● **Written problem**: Locate the string "Bielsko" in the listing below. Copy every line where it is found.

● **Exercise material**:
** START **
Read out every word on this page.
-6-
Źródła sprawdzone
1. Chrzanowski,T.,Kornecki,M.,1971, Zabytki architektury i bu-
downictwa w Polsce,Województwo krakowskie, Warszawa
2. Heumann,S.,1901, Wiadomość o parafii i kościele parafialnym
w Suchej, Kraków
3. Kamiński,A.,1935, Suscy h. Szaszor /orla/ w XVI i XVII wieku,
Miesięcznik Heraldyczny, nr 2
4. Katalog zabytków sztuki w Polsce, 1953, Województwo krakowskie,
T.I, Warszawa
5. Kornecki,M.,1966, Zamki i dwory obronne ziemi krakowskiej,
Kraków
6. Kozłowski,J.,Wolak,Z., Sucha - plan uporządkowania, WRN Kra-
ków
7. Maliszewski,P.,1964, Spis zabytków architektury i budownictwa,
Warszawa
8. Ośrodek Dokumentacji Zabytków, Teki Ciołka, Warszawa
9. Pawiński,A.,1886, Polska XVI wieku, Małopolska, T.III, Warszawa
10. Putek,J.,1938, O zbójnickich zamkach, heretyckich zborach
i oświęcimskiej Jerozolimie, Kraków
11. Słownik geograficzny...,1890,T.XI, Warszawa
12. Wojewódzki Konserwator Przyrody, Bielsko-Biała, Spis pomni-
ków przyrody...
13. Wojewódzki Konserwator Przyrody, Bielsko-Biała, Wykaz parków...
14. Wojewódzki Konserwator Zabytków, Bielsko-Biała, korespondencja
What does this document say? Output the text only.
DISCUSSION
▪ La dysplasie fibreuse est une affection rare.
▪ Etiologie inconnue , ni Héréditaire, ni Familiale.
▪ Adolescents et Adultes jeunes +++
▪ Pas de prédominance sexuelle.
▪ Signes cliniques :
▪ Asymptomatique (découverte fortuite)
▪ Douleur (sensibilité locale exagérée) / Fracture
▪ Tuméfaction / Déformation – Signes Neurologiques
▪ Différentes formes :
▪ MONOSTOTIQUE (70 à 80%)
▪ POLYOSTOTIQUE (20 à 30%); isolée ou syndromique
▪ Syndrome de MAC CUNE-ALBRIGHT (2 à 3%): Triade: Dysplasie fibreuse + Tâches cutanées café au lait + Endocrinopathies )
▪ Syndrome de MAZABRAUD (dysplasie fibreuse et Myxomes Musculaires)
** END **
● **Answer to this exercise**:
12. Wojewódzki Konserwator Przyrody, Bielsko-Biała, Spis pomni-
13. Wojewódzki Konserwator Przyrody, Bielsko-Biała, Wykaz parków...
14. Wojewódzki Konserwator Zabytków, Bielsko-Biała, korespondencja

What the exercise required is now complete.